__The exercise__. Draw out every line with the word "Actual" from the listing below.

........

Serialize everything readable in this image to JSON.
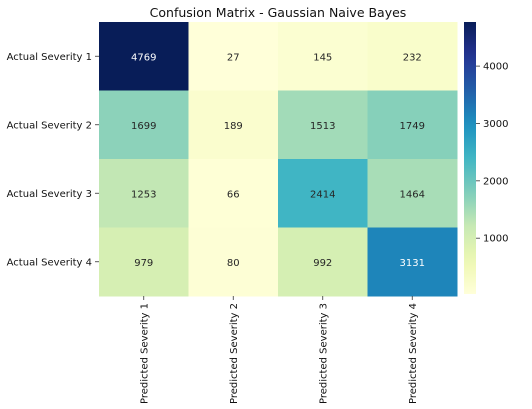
{
  "chart_data": {
    "type": "heatmap",
    "title": "Confusion Matrix - Gaussian Naive Bayes",
    "row_labels": [
      "Actual Severity 1",
      "Actual Severity 2",
      "Actual Severity 3",
      "Actual Severity 4"
    ],
    "col_labels": [
      "Predicted Severity 1",
      "Predicted Severity 2",
      "Predicted Severity 3",
      "Predicted Severity 4"
    ],
    "values": [
      [
        4769,
        27,
        145,
        232
      ],
      [
        1699,
        189,
        1513,
        1749
      ],
      [
        1253,
        66,
        2414,
        1464
      ],
      [
        979,
        80,
        992,
        3131
      ]
    ],
    "colormap": "YlGnBu",
    "vmin": 27,
    "vmax": 4769,
    "colorbar_ticks": [
      1000,
      2000,
      3000,
      4000
    ],
    "annotate": true
  }
}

........

__The completed task__.
      "Actual Severity 1",
      "Actual Severity 2",
      "Actual Severity 3",
      "Actual Severity 4"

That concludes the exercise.